Task directions: Locate all lines with the word "this" and copy them out.

Saved data entries:
————————
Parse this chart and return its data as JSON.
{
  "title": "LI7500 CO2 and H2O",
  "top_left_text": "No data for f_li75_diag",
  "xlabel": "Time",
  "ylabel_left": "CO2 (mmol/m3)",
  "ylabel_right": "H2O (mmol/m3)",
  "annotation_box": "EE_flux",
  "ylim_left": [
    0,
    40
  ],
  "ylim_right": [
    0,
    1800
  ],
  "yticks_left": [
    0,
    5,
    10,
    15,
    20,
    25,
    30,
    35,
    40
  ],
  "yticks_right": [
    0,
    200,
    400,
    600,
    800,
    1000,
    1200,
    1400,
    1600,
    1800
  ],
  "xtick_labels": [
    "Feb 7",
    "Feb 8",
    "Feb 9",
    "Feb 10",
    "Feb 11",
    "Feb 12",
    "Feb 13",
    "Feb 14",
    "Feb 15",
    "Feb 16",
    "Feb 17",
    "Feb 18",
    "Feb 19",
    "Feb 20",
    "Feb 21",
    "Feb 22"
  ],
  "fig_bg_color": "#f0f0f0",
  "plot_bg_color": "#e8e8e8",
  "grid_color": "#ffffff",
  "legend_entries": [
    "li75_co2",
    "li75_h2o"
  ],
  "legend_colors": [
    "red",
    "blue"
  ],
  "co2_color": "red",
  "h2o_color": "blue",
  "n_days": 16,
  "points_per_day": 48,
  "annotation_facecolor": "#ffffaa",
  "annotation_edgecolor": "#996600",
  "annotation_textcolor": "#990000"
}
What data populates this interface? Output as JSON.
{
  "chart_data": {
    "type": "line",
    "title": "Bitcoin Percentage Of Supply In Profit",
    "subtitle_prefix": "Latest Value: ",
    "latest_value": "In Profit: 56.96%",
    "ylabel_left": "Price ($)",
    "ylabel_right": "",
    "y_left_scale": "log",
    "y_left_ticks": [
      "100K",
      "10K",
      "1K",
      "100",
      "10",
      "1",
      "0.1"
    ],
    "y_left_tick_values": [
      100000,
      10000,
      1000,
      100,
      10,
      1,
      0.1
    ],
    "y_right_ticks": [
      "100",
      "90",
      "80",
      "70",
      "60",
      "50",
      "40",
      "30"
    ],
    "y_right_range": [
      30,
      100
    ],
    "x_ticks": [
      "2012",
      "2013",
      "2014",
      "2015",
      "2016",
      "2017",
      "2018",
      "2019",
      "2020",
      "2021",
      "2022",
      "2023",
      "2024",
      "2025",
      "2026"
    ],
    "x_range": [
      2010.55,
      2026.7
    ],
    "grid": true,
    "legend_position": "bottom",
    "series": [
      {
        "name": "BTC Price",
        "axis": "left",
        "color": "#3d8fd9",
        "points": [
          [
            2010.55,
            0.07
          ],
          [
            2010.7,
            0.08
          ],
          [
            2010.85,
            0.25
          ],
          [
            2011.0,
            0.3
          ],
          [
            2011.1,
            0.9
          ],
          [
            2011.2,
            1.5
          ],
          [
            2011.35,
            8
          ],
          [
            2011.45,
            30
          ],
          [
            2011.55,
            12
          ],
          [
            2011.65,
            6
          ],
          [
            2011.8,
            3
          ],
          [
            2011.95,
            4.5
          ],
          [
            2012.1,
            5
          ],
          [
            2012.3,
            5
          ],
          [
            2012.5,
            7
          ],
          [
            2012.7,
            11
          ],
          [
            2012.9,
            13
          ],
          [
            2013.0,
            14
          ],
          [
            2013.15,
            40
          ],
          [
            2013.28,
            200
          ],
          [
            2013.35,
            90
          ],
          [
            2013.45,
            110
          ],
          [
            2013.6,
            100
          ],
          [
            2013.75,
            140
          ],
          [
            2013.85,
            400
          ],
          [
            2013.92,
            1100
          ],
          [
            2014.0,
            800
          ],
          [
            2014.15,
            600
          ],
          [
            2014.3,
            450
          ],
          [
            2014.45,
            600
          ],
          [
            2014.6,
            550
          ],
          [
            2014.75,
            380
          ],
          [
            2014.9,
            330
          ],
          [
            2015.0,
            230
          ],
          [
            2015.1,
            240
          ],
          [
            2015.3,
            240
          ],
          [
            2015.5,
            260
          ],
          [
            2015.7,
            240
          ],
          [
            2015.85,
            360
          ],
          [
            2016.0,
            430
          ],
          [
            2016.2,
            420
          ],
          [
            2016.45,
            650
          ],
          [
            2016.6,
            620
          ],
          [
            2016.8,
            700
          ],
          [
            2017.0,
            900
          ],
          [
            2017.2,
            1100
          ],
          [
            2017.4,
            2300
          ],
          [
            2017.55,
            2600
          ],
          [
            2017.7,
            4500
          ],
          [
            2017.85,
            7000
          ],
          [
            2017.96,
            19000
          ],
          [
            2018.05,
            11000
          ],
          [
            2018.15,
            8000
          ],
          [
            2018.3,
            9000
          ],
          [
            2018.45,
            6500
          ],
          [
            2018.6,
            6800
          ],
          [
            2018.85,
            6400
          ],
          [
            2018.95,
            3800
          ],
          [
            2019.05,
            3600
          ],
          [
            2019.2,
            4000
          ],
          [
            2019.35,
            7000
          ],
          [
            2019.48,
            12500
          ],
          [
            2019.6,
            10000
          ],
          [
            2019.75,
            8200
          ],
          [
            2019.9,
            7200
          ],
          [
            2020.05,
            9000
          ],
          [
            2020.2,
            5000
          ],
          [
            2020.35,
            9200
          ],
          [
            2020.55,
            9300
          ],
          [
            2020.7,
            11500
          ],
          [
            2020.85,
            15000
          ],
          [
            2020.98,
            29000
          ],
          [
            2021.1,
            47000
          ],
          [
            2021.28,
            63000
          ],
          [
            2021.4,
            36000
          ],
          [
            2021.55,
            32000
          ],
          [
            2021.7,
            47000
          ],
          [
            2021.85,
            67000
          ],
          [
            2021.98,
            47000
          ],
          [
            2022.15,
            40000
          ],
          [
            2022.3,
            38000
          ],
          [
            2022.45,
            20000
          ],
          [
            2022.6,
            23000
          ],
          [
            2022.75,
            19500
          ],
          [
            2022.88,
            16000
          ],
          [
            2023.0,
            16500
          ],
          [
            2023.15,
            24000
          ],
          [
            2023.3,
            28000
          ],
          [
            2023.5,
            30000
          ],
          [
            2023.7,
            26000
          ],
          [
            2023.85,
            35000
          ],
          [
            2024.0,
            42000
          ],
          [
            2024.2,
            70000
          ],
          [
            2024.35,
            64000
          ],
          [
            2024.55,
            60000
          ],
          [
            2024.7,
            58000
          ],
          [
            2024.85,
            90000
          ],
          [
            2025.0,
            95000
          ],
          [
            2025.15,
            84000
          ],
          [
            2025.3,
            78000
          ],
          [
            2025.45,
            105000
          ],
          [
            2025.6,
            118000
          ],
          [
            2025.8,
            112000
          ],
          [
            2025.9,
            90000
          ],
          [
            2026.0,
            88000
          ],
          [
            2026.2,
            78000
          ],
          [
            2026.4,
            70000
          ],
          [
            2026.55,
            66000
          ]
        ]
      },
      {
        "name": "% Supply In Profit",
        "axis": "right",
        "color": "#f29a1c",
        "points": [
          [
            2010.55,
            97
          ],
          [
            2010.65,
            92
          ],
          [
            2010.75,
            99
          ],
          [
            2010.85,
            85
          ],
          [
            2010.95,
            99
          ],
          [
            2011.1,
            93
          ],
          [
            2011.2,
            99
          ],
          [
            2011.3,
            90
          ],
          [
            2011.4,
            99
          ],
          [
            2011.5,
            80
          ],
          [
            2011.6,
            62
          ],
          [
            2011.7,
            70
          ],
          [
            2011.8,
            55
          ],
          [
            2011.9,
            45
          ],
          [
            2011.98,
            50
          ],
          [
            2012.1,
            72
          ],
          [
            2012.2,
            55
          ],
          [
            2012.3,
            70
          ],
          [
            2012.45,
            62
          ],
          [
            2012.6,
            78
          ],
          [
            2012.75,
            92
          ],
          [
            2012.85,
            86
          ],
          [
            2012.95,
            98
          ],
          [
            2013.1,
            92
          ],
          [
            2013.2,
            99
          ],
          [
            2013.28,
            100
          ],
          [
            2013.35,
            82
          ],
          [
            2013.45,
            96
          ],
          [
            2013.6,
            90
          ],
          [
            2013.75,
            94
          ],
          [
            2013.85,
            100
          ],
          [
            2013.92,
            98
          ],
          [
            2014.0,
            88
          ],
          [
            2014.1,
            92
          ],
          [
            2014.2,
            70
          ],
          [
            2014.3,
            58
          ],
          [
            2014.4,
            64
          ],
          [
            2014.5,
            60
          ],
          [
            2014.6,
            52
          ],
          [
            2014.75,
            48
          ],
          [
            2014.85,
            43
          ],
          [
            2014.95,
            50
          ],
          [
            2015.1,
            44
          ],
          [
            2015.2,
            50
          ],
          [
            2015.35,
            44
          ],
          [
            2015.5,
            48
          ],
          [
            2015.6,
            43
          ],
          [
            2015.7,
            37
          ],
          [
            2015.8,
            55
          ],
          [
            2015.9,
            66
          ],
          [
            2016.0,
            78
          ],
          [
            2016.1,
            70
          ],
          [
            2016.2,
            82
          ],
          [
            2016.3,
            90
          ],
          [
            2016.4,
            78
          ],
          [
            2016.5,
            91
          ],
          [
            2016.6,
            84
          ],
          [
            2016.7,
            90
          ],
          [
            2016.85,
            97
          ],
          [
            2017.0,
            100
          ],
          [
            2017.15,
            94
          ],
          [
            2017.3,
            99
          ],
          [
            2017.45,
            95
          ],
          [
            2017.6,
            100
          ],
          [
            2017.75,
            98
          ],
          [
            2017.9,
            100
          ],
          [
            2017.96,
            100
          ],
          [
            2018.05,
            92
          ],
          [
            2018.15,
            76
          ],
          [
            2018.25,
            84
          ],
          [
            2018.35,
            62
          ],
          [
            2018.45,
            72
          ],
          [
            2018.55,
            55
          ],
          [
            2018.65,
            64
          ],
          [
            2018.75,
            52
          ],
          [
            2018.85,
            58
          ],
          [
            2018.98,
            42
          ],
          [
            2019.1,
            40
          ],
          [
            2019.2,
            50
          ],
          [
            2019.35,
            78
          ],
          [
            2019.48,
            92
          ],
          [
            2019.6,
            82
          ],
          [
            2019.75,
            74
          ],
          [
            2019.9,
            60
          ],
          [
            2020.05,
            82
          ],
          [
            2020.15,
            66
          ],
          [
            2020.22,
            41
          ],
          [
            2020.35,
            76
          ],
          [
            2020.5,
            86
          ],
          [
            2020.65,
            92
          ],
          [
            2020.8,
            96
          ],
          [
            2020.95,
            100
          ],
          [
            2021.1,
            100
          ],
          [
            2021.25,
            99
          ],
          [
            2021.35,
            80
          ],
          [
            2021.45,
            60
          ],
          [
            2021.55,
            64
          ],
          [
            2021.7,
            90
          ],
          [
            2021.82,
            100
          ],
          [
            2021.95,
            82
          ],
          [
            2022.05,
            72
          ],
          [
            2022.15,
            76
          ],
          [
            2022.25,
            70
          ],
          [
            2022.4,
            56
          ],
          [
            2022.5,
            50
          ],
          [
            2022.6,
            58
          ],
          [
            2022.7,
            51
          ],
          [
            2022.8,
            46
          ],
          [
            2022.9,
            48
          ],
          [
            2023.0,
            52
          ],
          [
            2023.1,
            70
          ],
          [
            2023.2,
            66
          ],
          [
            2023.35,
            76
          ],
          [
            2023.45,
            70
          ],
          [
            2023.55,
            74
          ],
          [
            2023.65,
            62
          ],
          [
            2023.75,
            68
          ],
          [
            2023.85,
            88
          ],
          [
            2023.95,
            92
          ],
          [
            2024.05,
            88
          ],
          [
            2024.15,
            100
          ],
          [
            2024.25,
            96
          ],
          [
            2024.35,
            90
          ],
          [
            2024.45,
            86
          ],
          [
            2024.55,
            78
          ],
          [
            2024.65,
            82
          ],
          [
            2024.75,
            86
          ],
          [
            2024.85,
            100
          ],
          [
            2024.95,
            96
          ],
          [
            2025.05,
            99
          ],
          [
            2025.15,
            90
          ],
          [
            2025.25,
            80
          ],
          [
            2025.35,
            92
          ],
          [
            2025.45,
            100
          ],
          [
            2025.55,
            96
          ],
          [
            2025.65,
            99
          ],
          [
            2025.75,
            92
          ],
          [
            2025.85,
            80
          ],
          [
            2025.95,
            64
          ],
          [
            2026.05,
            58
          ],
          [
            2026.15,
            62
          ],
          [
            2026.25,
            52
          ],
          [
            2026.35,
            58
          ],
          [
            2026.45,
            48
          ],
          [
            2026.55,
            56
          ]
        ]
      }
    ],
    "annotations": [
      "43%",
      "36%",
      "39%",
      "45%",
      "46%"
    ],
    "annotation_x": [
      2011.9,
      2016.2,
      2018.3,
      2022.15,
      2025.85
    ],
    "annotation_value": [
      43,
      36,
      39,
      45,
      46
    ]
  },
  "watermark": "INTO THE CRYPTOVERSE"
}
————————
Exercise response:
Parse this chart and return its data as JSON.
What data populates this interface? Output as JSON.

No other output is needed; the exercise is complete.